## Set task:
Write the material out again exactly.

## Source records:

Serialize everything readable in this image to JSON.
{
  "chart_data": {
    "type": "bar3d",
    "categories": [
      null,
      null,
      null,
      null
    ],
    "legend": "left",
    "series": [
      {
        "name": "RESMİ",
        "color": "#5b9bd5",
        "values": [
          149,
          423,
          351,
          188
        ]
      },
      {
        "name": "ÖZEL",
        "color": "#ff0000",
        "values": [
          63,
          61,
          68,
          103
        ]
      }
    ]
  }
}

## Output:
Serialize everything readable in this image to JSON.
{
  "chart_data": {
    "type": "bar3d",
    "categories": [
      null,
      null,
      null,
      null
    ],
    "legend": "left",
    "series": [
      {
        "name": "RESMİ",
        "color": "#5b9bd5",
        "values": [
          149,
          423,
          351,
          188
        ]
      },
      {
        "name": "ÖZEL",
        "color": "#ff0000",
        "values": [
          63,
          61,
          68,
          103
        ]
      }
    ]
  }
}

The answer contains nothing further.